Dataset entries
○ ○ ○ ○
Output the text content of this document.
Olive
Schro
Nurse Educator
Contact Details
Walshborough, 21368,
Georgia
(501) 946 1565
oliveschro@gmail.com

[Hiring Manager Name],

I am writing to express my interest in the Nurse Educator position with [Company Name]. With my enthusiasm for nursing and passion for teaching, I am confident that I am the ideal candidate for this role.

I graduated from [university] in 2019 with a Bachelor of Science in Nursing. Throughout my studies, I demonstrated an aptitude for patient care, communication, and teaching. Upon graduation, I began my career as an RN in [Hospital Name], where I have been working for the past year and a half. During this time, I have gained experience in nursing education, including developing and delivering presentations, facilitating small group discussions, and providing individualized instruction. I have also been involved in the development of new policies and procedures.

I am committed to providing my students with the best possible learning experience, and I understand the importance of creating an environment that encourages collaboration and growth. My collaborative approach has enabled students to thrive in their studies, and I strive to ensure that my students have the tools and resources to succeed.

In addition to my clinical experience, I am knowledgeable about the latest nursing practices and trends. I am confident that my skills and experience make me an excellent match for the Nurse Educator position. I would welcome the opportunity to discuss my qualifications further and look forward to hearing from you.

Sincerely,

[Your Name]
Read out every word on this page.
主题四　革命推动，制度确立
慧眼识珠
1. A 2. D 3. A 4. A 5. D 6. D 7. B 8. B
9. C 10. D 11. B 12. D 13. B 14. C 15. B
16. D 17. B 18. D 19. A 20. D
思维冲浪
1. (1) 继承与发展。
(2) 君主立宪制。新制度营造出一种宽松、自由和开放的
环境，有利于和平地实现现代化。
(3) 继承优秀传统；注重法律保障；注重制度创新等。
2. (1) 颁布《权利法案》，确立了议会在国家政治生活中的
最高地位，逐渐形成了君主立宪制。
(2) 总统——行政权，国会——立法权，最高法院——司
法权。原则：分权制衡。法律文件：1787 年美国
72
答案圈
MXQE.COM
○ ○ ○ ○
Transcribe each entry precisely, missing none.

» THE RESULT
Output the text content of this document.
Olive
Schro
Nurse Educator
Contact Details
Walshborough, 21368,
Georgia
(501) 946 1565
oliveschro@gmail.com

[Hiring Manager Name],

I am writing to express my interest in the Nurse Educator position with [Company Name]. With my enthusiasm for nursing and passion for teaching, I am confident that I am the ideal candidate for this role.

I graduated from [university] in 2019 with a Bachelor of Science in Nursing. Throughout my studies, I demonstrated an aptitude for patient care, communication, and teaching. Upon graduation, I began my career as an RN in [Hospital Name], where I have been working for the past year and a half. During this time, I have gained experience in nursing education, including developing and delivering presentations, facilitating small group discussions, and providing individualized instruction. I have also been involved in the development of new policies and procedures.

I am committed to providing my students with the best possible learning experience, and I understand the importance of creating an environment that encourages collaboration and growth. My collaborative approach has enabled students to thrive in their studies, and I strive to ensure that my students have the tools and resources to succeed.

In addition to my clinical experience, I am knowledgeable about the latest nursing practices and trends. I am confident that my skills and experience make me an excellent match for the Nurse Educator position. I would welcome the opportunity to discuss my qualifications further and look forward to hearing from you.

Sincerely,

[Your Name]
Read out every word on this page.
主题四　革命推动，制度确立
慧眼识珠
1. A 2. D 3. A 4. A 5. D 6. D 7. B 8. B
9. C 10. D 11. B 12. D 13. B 14. C 15. B
16. D 17. B 18. D 19. A 20. D
思维冲浪
1. (1) 继承与发展。
(2) 君主立宪制。新制度营造出一种宽松、自由和开放的
环境，有利于和平地实现现代化。
(3) 继承优秀传统；注重法律保障；注重制度创新等。
2. (1) 颁布《权利法案》，确立了议会在国家政治生活中的
最高地位，逐渐形成了君主立宪制。
(2) 总统——行政权，国会——立法权，最高法院——司
法权。原则：分权制衡。法律文件：1787 年美国
72
答案圈
MXQE.COM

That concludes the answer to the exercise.